## Kutipan Teks
========================================================================
Meski diakui lebih nyaman oleh siswa, PTM bukan tanpa tantangan.
Eva Farhana salah satu guru akuntansi yang mengajar di SMKN 47 selama enam tahun mengatakan pembelajaran tatap muka yang telah dilakukan itu hanya berlangsung 4 jam dalam sehari.
Pastinya, kata dia, waktu tersebut sangat terbatas jika dibanding PTM sebelum pandemi Covid-19 terjadi di Indonesia. Eva mengatakan sebelum pandemi kegiatan belajar PTM berlangsung selama 10 jam dalam satu hari.
Dalam teknis pelaksanaan PTM, satu kelas dibagi menjadi tiga kelompok, yang masing-masing berisi 12 siswa. Hal tersebut membuat penyampaian satu mata pelajaran yang mulanya dilakukan dalam 4 jam terhadap 36 siswa, dibagi-bagi.
"Jadi waktunya lebih sedikit dibanding ketika sebelum pandemi saat PTM seperti ini," kata Eva saat ditemui di lorong sekolah tersebut.
Selain waktu yang sangat sedikit, kegiatan PTM juga tidak bisa dilepaskan dari pembelajaran secara daring sebelumnya. Sebab, materi pelajaran bersifat linier.
Persoalannya, kata Eva, saat melakukan PJJ secara daring, tidak semua siswa betul-betul memperhatikan. Sehingga pembelajaran belum tentu berhasil.
"Kalau tidak bisa men-jurnal [memahami dan mengerti tahap awal materi pelajaran laporan keuangan], otomatis dia tidak bisa melnjutkan ke tahap berikutnya," ujar Eva.
Persoalan lainnya adalah PTM baru digelar dua hingga tiga kali sebelum para siswa mengikuti Penilaian Akhir Tahun (PAT) atau tes kenaikan kelas pada 14 Juni mendatang. Hal tersebut membuat pembelajaran yang singkat digunakan untuk menuntaskan materi yang belum siswa pahami saat mengikuti PJJ.
"Itu hanya menuntaskan materi saja yang mereka belum pahami secara daring kita tuntaskan di sini," ujar Eva.
Persoalan mengajar dalam waktu singkat ini juga menjadi tantangan yang dirasakan guru lainnya. Boy Nahendra, seorang guru pelajaran Teknik Komputer dan Jaringan di SMKN 47 bersiasat mencoba tak memberi materi terlalu padat hingga membuat jenuh murid di kelas, sehingga hanya menjelaskan yang sulit diterangkan.
"Agar di satu jam setengah ini bisa tersampaikan ke siswa semuanya," kata Boy saat ditemui di waktu istirahat sekolah.
![]() |
Sebelumnya, sebanyak 143 sekolah dari jenjang dasar hingga menengah di DKI Jakarta dinyatakan lolos asesemen pembelajaran tatap muka.
========================================================================
## Entri yang Diberikan
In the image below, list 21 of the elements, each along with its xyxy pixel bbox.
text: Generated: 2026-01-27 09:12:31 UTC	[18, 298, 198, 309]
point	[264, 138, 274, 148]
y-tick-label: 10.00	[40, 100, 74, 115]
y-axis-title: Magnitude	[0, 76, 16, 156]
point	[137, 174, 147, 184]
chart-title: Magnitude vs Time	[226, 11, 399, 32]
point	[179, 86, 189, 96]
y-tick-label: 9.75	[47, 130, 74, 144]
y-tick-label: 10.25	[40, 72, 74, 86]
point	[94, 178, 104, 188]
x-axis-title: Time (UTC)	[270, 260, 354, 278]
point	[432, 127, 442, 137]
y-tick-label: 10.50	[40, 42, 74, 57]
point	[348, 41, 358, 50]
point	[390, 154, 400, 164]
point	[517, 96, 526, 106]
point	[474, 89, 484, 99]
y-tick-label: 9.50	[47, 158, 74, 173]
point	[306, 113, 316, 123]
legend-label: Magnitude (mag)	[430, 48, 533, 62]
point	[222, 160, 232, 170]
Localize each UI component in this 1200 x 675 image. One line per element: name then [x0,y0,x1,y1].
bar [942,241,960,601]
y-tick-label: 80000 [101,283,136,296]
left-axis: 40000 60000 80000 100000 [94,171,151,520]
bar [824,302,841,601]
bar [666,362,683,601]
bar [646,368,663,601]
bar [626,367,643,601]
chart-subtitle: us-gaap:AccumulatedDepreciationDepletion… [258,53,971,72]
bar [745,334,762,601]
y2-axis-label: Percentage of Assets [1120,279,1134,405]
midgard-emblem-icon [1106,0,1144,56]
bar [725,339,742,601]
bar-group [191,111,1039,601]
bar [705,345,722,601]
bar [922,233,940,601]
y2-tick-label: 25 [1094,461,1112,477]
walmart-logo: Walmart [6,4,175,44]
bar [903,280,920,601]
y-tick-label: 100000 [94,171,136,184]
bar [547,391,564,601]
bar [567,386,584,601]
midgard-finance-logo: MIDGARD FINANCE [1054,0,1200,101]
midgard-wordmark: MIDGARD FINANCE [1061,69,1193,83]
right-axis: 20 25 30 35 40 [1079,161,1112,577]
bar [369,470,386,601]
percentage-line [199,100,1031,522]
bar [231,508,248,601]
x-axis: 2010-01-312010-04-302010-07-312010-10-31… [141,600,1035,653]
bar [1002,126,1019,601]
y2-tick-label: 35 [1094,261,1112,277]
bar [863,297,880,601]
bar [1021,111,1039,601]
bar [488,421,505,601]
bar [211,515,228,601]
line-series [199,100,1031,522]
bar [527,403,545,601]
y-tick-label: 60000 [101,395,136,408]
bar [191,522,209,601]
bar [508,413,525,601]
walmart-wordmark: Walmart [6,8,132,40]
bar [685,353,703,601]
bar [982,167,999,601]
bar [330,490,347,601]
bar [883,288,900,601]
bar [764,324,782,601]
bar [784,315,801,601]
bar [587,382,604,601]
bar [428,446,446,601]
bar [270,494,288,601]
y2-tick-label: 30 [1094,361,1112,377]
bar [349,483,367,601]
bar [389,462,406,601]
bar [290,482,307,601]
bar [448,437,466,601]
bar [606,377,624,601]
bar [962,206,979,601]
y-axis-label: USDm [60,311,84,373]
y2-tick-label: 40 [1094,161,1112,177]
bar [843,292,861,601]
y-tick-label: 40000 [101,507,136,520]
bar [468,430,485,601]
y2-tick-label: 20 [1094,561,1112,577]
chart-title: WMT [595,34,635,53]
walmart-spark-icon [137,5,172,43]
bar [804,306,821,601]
========================================================================
## Soal Latihan
(1) Daftarlah semua singkatan dalam kutipan teks tentang pembelajaran tatap muka yang seluruh hurufnya ditulis kapital.
(2) Teruskan kutipan teks tentang pembelajaran tatap muka di SMKN 47 dari kalimat terakhirnya.
Entri-entri di atas tidak dipakai dalam latihan ini.

## Jawaban Tiap Butir
(1) PTM, SMKN, PJJ, PAT, DKI

(2)
Pemerintah RI menargetkan pelaksanaan PTM seluruhnya di Indonesia mulai tahun ajaran baru, 2021/2022 pada Juli mendatang. Meskipun demikian, Kemendikbudristek menyatakan PTM pada tahun ajaran baru itu merupakan opsi tambahan selain PJJ yang tergantung pada kesiapan siswa, orangtua/wali siswa, hingga pemerintah daerah.
Kemendikbud Ristek menyerahkan kepada pemerintah daerah untuk mengatur siapa saja guru yang dapat mengajar pada pembelajaran tatap muka di sekolah. Kemendikbudristek juga berharap orang tua murid menghimpun informasi tentang kesiapan sekolah dan memperhatikan sarana lain yang menunjang keselamatan dan keamanan siswa di sekolah.
Hal tersebut merespons menanggapi permintaan Menteri Kesehatan Budi Gunadi Sadikin agar semua guru divaksin sebelum sekolah tatap muka.
Sekretaris Direktorat Jenderal Pendidikan Anak Usia Dini, Dasar, dan Menengah (Sesditjen Pauddasmen) Kemendikbud Sutanto mengatakan pihaknya tidak bisa mengatur secara langsung apakah guru yang belum divaksin tetap dapat mengajar atau tidak.
"Tentunya nanti itu kebijakan Pemda, bukan dari Kemendikbud. Itu yang akan memutuskan satuan pendidikan boleh tatap muka atau tidak itu adalah setelah dievaluasi pemda dan Satgas Covid daerah," ujar Sutanto di Gedung DPR RI, Jakarta, Kamis (10/6).
Sutanto mengatakan pihaknya tetap berharap seluruh guru dan tenaga pendidik sudah mendapatkan vaksinasi Covid-19 sebelum Juli 2021. Namun, kecepatan vaksinasi kepada guru-guru tergantung pihak Kementerian Kesehatan dan pemerintah daerah masing-masing.